• PROVIDED DATA
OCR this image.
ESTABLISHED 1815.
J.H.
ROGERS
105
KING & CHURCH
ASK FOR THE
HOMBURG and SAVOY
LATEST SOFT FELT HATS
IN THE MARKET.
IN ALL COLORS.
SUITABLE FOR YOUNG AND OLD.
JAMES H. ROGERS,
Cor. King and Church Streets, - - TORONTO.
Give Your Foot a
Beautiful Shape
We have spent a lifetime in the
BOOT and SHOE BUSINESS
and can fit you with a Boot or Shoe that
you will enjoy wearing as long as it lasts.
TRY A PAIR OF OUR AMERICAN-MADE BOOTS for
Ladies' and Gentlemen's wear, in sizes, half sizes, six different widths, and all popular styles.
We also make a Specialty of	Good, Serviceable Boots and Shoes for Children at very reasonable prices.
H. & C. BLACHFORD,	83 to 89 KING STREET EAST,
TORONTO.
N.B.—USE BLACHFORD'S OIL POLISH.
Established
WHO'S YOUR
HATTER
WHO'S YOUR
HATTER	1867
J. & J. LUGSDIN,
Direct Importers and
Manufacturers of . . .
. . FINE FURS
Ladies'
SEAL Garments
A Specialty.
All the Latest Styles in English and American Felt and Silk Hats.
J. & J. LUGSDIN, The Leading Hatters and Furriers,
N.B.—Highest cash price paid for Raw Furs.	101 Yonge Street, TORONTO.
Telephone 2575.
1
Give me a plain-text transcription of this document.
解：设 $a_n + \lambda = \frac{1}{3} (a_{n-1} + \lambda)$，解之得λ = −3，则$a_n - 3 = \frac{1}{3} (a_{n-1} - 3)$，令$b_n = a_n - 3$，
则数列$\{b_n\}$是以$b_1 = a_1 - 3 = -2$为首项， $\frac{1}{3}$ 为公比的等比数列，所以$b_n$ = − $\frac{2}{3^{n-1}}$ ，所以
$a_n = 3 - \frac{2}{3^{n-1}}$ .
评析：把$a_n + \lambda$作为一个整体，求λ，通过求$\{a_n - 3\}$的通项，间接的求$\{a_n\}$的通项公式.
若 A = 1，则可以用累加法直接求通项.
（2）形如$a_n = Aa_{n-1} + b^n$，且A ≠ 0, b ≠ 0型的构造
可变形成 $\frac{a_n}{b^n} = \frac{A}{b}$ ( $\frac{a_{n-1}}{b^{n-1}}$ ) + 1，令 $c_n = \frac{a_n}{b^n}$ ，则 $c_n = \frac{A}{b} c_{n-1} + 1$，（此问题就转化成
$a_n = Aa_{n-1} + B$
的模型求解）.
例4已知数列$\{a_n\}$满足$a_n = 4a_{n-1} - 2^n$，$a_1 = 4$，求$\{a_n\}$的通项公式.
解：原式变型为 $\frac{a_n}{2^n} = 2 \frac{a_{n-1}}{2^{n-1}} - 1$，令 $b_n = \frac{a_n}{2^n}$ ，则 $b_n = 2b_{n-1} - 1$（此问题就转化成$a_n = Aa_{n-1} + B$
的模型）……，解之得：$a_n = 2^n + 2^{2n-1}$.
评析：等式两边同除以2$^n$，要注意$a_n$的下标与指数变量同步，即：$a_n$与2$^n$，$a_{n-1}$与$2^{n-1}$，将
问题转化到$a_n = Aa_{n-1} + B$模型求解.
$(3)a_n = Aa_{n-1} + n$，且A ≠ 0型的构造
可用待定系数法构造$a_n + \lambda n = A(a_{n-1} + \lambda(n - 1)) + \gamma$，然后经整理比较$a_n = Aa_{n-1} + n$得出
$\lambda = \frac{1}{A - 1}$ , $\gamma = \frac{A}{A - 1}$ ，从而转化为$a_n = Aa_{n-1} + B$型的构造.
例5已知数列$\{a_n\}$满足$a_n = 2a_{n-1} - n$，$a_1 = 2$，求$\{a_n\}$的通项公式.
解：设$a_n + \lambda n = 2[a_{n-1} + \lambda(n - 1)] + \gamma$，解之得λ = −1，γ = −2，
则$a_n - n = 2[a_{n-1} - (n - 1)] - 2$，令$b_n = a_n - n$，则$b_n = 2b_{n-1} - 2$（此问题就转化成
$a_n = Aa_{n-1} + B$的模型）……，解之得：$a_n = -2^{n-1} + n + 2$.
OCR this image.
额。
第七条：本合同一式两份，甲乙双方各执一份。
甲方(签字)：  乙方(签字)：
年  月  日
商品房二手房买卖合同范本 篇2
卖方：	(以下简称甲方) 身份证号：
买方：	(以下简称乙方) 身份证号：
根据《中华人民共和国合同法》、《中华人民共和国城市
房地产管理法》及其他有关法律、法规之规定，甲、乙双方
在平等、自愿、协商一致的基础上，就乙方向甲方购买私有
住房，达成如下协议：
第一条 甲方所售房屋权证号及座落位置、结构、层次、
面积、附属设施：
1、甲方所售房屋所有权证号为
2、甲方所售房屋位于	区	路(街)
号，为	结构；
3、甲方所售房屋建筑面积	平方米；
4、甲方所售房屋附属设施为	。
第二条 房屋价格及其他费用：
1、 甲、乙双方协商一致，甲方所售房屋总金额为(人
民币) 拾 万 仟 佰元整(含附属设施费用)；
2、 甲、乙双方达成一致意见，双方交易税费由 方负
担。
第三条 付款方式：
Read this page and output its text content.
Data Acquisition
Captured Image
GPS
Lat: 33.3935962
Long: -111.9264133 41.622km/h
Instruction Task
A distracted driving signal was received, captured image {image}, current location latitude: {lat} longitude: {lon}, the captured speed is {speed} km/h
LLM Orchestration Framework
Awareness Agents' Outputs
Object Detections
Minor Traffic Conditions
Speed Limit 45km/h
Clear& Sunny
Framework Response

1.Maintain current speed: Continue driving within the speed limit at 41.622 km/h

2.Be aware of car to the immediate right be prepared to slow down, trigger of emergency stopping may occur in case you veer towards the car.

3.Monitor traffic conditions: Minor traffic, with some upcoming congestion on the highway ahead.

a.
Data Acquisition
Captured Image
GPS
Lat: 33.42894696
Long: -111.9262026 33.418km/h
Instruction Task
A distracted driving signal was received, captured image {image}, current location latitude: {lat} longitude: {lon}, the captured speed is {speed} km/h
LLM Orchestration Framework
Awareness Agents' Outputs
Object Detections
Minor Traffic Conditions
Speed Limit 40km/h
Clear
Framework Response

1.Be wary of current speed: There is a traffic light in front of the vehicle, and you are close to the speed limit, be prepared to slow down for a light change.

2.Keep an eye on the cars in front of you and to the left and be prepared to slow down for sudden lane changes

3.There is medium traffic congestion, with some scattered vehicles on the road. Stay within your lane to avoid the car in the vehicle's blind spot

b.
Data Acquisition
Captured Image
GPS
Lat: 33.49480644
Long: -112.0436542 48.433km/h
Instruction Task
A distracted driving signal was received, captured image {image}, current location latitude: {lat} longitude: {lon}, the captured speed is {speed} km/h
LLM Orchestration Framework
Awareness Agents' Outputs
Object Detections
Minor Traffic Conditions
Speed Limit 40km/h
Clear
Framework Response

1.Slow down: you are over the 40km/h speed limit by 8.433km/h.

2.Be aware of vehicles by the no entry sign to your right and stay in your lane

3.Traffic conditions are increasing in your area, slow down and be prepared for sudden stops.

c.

• EXERCISE GOAL
Give all of the entries again, word for word.

• FINISHED TASK
OCR this image.
ESTABLISHED 1815.
J.H.
ROGERS
105
KING & CHURCH
ASK FOR THE
HOMBURG and SAVOY
LATEST SOFT FELT HATS
IN THE MARKET.
IN ALL COLORS.
SUITABLE FOR YOUNG AND OLD.
JAMES H. ROGERS,
Cor. King and Church Streets, - - TORONTO.
Give Your Foot a
Beautiful Shape
We have spent a lifetime in the
BOOT and SHOE BUSINESS
and can fit you with a Boot or Shoe that
you will enjoy wearing as long as it lasts.
TRY A PAIR OF OUR AMERICAN-MADE BOOTS for
Ladies' and Gentlemen's wear, in sizes, half sizes, six different widths, and all popular styles.
We also make a Specialty of	Good, Serviceable Boots and Shoes for Children at very reasonable prices.
H. & C. BLACHFORD,	83 to 89 KING STREET EAST,
TORONTO.
N.B.—USE BLACHFORD'S OIL POLISH.
Established
WHO'S YOUR
HATTER
WHO'S YOUR
HATTER	1867
J. & J. LUGSDIN,
Direct Importers and
Manufacturers of . . .
. . FINE FURS
Ladies'
SEAL Garments
A Specialty.
All the Latest Styles in English and American Felt and Silk Hats.
J. & J. LUGSDIN, The Leading Hatters and Furriers,
N.B.—Highest cash price paid for Raw Furs.	101 Yonge Street, TORONTO.
Telephone 2575.
1
Give me a plain-text transcription of this document.
解：设 $a_n + \lambda = \frac{1}{3} (a_{n-1} + \lambda)$，解之得λ = −3，则$a_n - 3 = \frac{1}{3} (a_{n-1} - 3)$，令$b_n = a_n - 3$，
则数列$\{b_n\}$是以$b_1 = a_1 - 3 = -2$为首项， $\frac{1}{3}$ 为公比的等比数列，所以$b_n$ = − $\frac{2}{3^{n-1}}$ ，所以
$a_n = 3 - \frac{2}{3^{n-1}}$ .
评析：把$a_n + \lambda$作为一个整体，求λ，通过求$\{a_n - 3\}$的通项，间接的求$\{a_n\}$的通项公式.
若 A = 1，则可以用累加法直接求通项.
（2）形如$a_n = Aa_{n-1} + b^n$，且A ≠ 0, b ≠ 0型的构造
可变形成 $\frac{a_n}{b^n} = \frac{A}{b}$ ( $\frac{a_{n-1}}{b^{n-1}}$ ) + 1，令 $c_n = \frac{a_n}{b^n}$ ，则 $c_n = \frac{A}{b} c_{n-1} + 1$，（此问题就转化成
$a_n = Aa_{n-1} + B$
的模型求解）.
例4已知数列$\{a_n\}$满足$a_n = 4a_{n-1} - 2^n$，$a_1 = 4$，求$\{a_n\}$的通项公式.
解：原式变型为 $\frac{a_n}{2^n} = 2 \frac{a_{n-1}}{2^{n-1}} - 1$，令 $b_n = \frac{a_n}{2^n}$ ，则 $b_n = 2b_{n-1} - 1$（此问题就转化成$a_n = Aa_{n-1} + B$
的模型）……，解之得：$a_n = 2^n + 2^{2n-1}$.
评析：等式两边同除以2$^n$，要注意$a_n$的下标与指数变量同步，即：$a_n$与2$^n$，$a_{n-1}$与$2^{n-1}$，将
问题转化到$a_n = Aa_{n-1} + B$模型求解.
$(3)a_n = Aa_{n-1} + n$，且A ≠ 0型的构造
可用待定系数法构造$a_n + \lambda n = A(a_{n-1} + \lambda(n - 1)) + \gamma$，然后经整理比较$a_n = Aa_{n-1} + n$得出
$\lambda = \frac{1}{A - 1}$ , $\gamma = \frac{A}{A - 1}$ ，从而转化为$a_n = Aa_{n-1} + B$型的构造.
例5已知数列$\{a_n\}$满足$a_n = 2a_{n-1} - n$，$a_1 = 2$，求$\{a_n\}$的通项公式.
解：设$a_n + \lambda n = 2[a_{n-1} + \lambda(n - 1)] + \gamma$，解之得λ = −1，γ = −2，
则$a_n - n = 2[a_{n-1} - (n - 1)] - 2$，令$b_n = a_n - n$，则$b_n = 2b_{n-1} - 2$（此问题就转化成
$a_n = Aa_{n-1} + B$的模型）……，解之得：$a_n = -2^{n-1} + n + 2$.
OCR this image.
额。
第七条：本合同一式两份，甲乙双方各执一份。
甲方(签字)：  乙方(签字)：
年  月  日
商品房二手房买卖合同范本 篇2
卖方：	(以下简称甲方) 身份证号：
买方：	(以下简称乙方) 身份证号：
根据《中华人民共和国合同法》、《中华人民共和国城市
房地产管理法》及其他有关法律、法规之规定，甲、乙双方
在平等、自愿、协商一致的基础上，就乙方向甲方购买私有
住房，达成如下协议：
第一条 甲方所售房屋权证号及座落位置、结构、层次、
面积、附属设施：
1、甲方所售房屋所有权证号为
2、甲方所售房屋位于	区	路(街)
号，为	结构；
3、甲方所售房屋建筑面积	平方米；
4、甲方所售房屋附属设施为	。
第二条 房屋价格及其他费用：
1、 甲、乙双方协商一致，甲方所售房屋总金额为(人
民币) 拾 万 仟 佰元整(含附属设施费用)；
2、 甲、乙双方达成一致意见，双方交易税费由 方负
担。
第三条 付款方式：
Read this page and output its text content.
Data Acquisition
Captured Image
GPS
Lat: 33.3935962
Long: -111.9264133 41.622km/h
Instruction Task
A distracted driving signal was received, captured image {image}, current location latitude: {lat} longitude: {lon}, the captured speed is {speed} km/h
LLM Orchestration Framework
Awareness Agents' Outputs
Object Detections
Minor Traffic Conditions
Speed Limit 45km/h
Clear& Sunny
Framework Response

1.Maintain current speed: Continue driving within the speed limit at 41.622 km/h

2.Be aware of car to the immediate right be prepared to slow down, trigger of emergency stopping may occur in case you veer towards the car.

3.Monitor traffic conditions: Minor traffic, with some upcoming congestion on the highway ahead.

a.
Data Acquisition
Captured Image
GPS
Lat: 33.42894696
Long: -111.9262026 33.418km/h
Instruction Task
A distracted driving signal was received, captured image {image}, current location latitude: {lat} longitude: {lon}, the captured speed is {speed} km/h
LLM Orchestration Framework
Awareness Agents' Outputs
Object Detections
Minor Traffic Conditions
Speed Limit 40km/h
Clear
Framework Response

1.Be wary of current speed: There is a traffic light in front of the vehicle, and you are close to the speed limit, be prepared to slow down for a light change.

2.Keep an eye on the cars in front of you and to the left and be prepared to slow down for sudden lane changes

3.There is medium traffic congestion, with some scattered vehicles on the road. Stay within your lane to avoid the car in the vehicle's blind spot

b.
Data Acquisition
Captured Image
GPS
Lat: 33.49480644
Long: -112.0436542 48.433km/h
Instruction Task
A distracted driving signal was received, captured image {image}, current location latitude: {lat} longitude: {lon}, the captured speed is {speed} km/h
LLM Orchestration Framework
Awareness Agents' Outputs
Object Detections
Minor Traffic Conditions
Speed Limit 40km/h
Clear
Framework Response

1.Slow down: you are over the 40km/h speed limit by 8.433km/h.

2.Be aware of vehicles by the no entry sign to your right and stay in your lane

3.Traffic conditions are increasing in your area, slow down and be prepared for sudden stops.

c.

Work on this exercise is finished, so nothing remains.